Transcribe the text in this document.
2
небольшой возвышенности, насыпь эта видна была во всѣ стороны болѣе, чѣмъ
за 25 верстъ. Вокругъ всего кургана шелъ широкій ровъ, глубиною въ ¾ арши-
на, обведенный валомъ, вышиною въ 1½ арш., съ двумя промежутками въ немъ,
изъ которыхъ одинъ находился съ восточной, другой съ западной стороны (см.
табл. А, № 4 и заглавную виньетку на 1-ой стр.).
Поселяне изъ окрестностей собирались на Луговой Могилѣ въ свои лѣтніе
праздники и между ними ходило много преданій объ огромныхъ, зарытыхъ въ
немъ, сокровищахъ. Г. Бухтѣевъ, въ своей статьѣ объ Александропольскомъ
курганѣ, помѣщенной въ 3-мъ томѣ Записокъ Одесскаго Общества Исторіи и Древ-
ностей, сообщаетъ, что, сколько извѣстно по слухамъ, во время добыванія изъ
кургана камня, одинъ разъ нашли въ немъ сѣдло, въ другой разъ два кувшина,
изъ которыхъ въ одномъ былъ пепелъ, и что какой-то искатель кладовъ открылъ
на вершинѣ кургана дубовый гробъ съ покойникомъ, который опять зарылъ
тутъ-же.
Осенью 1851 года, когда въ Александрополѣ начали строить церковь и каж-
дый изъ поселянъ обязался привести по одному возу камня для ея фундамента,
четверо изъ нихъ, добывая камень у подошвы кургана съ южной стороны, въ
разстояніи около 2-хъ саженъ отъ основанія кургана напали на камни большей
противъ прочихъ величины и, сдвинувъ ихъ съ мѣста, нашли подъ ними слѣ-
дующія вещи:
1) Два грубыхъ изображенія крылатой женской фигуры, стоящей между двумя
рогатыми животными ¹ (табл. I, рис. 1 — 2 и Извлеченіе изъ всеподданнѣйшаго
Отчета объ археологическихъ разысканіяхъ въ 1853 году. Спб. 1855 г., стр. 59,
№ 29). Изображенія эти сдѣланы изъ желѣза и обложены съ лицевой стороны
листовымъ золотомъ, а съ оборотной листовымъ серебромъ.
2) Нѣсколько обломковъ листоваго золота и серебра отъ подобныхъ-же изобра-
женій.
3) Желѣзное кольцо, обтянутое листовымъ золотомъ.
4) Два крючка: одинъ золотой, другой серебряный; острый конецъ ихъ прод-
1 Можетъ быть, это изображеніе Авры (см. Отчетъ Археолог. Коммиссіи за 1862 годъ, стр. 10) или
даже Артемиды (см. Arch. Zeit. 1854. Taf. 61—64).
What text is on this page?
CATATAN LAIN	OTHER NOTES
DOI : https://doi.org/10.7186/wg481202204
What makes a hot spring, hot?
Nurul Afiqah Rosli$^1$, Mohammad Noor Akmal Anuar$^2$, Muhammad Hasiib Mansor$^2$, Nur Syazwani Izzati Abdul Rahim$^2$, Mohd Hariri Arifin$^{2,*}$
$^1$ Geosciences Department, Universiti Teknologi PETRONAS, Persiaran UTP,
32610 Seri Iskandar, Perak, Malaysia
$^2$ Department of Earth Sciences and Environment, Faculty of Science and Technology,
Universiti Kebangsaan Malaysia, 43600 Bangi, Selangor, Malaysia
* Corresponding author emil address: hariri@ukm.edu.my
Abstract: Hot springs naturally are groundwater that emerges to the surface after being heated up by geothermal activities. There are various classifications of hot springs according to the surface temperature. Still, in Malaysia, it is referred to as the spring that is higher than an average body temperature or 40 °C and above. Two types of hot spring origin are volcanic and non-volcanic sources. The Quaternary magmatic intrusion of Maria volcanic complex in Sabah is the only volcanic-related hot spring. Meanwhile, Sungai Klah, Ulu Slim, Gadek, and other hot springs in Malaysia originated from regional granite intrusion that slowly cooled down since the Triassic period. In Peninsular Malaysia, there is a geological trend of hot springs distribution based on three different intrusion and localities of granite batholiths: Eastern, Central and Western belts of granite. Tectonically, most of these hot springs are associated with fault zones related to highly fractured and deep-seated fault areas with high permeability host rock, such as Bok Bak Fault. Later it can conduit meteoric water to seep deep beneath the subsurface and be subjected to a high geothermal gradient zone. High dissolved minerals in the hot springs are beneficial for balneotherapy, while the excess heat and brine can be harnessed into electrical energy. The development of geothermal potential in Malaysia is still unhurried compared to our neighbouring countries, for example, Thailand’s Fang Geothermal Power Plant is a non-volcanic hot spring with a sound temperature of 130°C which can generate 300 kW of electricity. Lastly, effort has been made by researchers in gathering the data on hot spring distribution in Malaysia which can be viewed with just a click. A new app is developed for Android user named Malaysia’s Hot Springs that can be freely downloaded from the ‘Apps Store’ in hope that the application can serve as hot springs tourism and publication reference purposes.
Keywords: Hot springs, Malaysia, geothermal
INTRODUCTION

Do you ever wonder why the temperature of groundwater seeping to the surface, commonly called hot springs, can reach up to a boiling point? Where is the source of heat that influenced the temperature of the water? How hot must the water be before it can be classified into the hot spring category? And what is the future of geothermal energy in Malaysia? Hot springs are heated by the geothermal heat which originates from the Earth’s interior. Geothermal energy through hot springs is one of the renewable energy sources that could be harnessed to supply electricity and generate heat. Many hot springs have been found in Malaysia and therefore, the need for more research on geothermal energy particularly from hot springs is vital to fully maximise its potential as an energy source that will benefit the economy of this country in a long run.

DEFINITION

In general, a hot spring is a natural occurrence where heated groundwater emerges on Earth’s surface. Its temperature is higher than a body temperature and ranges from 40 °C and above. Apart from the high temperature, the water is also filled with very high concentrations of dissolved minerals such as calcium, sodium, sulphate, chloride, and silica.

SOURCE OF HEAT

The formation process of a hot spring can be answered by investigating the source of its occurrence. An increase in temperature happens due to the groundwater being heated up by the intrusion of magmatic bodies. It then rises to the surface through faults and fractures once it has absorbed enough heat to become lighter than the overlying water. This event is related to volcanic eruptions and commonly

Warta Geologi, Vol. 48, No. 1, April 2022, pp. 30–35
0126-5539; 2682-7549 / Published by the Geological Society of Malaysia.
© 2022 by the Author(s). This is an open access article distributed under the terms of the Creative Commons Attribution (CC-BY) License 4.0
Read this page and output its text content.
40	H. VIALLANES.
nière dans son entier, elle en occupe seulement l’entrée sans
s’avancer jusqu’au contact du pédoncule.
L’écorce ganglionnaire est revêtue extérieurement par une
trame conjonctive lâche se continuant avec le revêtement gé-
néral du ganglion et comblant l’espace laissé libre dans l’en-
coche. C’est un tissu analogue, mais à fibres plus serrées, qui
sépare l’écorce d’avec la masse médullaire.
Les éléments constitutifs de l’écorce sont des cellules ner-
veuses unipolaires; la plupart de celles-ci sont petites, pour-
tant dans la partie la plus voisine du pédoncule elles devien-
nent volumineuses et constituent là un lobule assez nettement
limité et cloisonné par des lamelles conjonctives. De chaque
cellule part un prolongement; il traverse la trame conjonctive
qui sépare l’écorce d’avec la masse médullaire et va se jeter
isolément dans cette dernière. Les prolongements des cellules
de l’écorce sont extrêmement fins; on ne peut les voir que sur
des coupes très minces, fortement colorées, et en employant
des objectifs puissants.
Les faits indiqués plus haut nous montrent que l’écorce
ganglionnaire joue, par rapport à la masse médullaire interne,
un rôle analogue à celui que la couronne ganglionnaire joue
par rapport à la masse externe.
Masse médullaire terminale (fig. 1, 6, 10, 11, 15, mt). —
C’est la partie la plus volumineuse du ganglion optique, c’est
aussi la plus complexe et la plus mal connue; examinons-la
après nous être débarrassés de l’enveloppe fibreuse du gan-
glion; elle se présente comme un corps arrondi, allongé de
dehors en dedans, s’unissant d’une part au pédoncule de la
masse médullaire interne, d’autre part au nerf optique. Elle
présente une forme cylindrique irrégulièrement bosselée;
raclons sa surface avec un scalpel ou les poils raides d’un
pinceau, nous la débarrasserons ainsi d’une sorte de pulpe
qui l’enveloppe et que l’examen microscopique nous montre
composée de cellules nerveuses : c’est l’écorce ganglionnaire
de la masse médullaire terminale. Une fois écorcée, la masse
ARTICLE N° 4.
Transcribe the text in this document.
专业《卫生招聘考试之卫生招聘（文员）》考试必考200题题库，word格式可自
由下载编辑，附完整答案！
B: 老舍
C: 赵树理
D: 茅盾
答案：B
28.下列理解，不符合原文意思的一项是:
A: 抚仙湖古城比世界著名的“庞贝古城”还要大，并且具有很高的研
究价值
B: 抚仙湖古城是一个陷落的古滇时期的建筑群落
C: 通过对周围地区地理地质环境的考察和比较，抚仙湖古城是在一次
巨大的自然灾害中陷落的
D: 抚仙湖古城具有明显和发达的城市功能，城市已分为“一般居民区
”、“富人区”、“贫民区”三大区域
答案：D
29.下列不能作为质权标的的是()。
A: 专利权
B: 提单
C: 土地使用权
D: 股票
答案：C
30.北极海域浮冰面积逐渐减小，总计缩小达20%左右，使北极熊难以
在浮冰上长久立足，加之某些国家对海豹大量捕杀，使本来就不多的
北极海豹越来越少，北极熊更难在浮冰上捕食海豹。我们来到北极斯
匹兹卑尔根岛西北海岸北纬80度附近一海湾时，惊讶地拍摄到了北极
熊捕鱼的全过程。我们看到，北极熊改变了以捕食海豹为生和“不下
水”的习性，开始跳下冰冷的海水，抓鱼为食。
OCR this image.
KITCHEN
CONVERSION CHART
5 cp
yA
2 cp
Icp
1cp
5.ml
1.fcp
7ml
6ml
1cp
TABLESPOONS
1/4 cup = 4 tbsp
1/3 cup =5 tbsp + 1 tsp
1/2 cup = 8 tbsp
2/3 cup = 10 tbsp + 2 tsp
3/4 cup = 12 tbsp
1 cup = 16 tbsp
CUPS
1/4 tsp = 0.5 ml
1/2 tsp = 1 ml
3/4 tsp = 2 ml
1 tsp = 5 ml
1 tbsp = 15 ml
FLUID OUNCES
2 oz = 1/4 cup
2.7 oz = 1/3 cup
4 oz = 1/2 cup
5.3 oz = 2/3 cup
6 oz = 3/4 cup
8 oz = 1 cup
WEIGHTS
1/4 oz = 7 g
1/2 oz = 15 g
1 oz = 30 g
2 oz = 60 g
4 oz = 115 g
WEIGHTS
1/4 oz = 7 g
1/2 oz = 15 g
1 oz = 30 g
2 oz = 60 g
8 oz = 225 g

[WHAT IS EXPECTED]: Of the lines in the data, how many contain the word "золотомъ"? Provide the number and nothing further.

[TASK RESPONSE]: 2